## INFORMATION PROVIDED
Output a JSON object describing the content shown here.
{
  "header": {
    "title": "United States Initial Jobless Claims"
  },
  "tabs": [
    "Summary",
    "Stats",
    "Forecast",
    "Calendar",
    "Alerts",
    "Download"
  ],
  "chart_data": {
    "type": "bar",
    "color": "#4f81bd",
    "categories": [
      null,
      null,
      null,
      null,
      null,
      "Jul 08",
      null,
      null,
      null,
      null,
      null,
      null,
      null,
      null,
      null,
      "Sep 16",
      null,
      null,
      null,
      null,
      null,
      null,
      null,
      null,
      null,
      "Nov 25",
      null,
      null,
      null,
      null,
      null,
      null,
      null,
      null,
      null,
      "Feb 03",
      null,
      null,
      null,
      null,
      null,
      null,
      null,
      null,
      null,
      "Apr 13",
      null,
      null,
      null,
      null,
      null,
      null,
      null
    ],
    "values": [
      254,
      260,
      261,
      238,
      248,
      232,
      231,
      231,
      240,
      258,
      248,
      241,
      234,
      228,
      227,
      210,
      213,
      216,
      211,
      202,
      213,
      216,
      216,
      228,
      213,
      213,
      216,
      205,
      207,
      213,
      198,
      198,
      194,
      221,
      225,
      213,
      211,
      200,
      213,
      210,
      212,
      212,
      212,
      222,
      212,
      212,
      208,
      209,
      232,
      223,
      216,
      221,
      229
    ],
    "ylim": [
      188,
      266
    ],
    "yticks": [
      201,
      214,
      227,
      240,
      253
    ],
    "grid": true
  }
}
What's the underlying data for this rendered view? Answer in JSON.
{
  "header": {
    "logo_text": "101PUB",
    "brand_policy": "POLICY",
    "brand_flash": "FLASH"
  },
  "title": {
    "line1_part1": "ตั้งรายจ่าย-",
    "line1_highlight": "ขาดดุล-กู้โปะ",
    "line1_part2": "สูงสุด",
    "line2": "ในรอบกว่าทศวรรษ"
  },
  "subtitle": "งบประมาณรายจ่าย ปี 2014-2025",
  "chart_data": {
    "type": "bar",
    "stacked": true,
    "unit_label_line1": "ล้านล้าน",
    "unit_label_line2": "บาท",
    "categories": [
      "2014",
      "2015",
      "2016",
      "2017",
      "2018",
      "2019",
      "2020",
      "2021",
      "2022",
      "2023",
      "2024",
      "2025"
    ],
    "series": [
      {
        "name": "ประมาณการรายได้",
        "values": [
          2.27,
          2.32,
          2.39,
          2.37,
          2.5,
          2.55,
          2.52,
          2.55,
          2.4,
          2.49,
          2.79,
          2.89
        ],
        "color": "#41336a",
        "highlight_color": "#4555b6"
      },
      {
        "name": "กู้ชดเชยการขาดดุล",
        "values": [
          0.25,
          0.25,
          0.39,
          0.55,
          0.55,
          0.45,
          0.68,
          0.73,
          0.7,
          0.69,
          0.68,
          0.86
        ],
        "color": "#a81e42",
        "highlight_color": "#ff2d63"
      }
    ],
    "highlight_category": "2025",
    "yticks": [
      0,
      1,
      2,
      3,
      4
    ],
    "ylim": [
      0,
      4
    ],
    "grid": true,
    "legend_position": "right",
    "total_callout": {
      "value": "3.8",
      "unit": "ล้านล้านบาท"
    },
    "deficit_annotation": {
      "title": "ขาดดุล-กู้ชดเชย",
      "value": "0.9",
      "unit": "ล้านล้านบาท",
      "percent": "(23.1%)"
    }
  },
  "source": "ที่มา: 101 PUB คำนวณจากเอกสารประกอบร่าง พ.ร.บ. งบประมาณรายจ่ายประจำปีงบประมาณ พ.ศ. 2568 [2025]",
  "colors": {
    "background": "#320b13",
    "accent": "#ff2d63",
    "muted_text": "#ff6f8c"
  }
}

## WORK TO COMPLETE
Please copy out each record, character for character.

## REPLY
Output a JSON object describing the content shown here.
{
  "header": {
    "title": "United States Initial Jobless Claims"
  },
  "tabs": [
    "Summary",
    "Stats",
    "Forecast",
    "Calendar",
    "Alerts",
    "Download"
  ],
  "chart_data": {
    "type": "bar",
    "color": "#4f81bd",
    "categories": [
      null,
      null,
      null,
      null,
      null,
      "Jul 08",
      null,
      null,
      null,
      null,
      null,
      null,
      null,
      null,
      null,
      "Sep 16",
      null,
      null,
      null,
      null,
      null,
      null,
      null,
      null,
      null,
      "Nov 25",
      null,
      null,
      null,
      null,
      null,
      null,
      null,
      null,
      null,
      "Feb 03",
      null,
      null,
      null,
      null,
      null,
      null,
      null,
      null,
      null,
      "Apr 13",
      null,
      null,
      null,
      null,
      null,
      null,
      null
    ],
    "values": [
      254,
      260,
      261,
      238,
      248,
      232,
      231,
      231,
      240,
      258,
      248,
      241,
      234,
      228,
      227,
      210,
      213,
      216,
      211,
      202,
      213,
      216,
      216,
      228,
      213,
      213,
      216,
      205,
      207,
      213,
      198,
      198,
      194,
      221,
      225,
      213,
      211,
      200,
      213,
      210,
      212,
      212,
      212,
      222,
      212,
      212,
      208,
      209,
      232,
      223,
      216,
      221,
      229
    ],
    "ylim": [
      188,
      266
    ],
    "yticks": [
      201,
      214,
      227,
      240,
      253
    ],
    "grid": true
  }
}
What's the underlying data for this rendered view? Answer in JSON.
{
  "header": {
    "logo_text": "101PUB",
    "brand_policy": "POLICY",
    "brand_flash": "FLASH"
  },
  "title": {
    "line1_part1": "ตั้งรายจ่าย-",
    "line1_highlight": "ขาดดุล-กู้โปะ",
    "line1_part2": "สูงสุด",
    "line2": "ในรอบกว่าทศวรรษ"
  },
  "subtitle": "งบประมาณรายจ่าย ปี 2014-2025",
  "chart_data": {
    "type": "bar",
    "stacked": true,
    "unit_label_line1": "ล้านล้าน",
    "unit_label_line2": "บาท",
    "categories": [
      "2014",
      "2015",
      "2016",
      "2017",
      "2018",
      "2019",
      "2020",
      "2021",
      "2022",
      "2023",
      "2024",
      "2025"
    ],
    "series": [
      {
        "name": "ประมาณการรายได้",
        "values": [
          2.27,
          2.32,
          2.39,
          2.37,
          2.5,
          2.55,
          2.52,
          2.55,
          2.4,
          2.49,
          2.79,
          2.89
        ],
        "color": "#41336a",
        "highlight_color": "#4555b6"
      },
      {
        "name": "กู้ชดเชยการขาดดุล",
        "values": [
          0.25,
          0.25,
          0.39,
          0.55,
          0.55,
          0.45,
          0.68,
          0.73,
          0.7,
          0.69,
          0.68,
          0.86
        ],
        "color": "#a81e42",
        "highlight_color": "#ff2d63"
      }
    ],
    "highlight_category": "2025",
    "yticks": [
      0,
      1,
      2,
      3,
      4
    ],
    "ylim": [
      0,
      4
    ],
    "grid": true,
    "legend_position": "right",
    "total_callout": {
      "value": "3.8",
      "unit": "ล้านล้านบาท"
    },
    "deficit_annotation": {
      "title": "ขาดดุล-กู้ชดเชย",
      "value": "0.9",
      "unit": "ล้านล้านบาท",
      "percent": "(23.1%)"
    }
  },
  "source": "ที่มา: 101 PUB คำนวณจากเอกสารประกอบร่าง พ.ร.บ. งบประมาณรายจ่ายประจำปีงบประมาณ พ.ศ. 2568 [2025]",
  "colors": {
    "background": "#320b13",
    "accent": "#ff2d63",
    "muted_text": "#ff6f8c"
  }
}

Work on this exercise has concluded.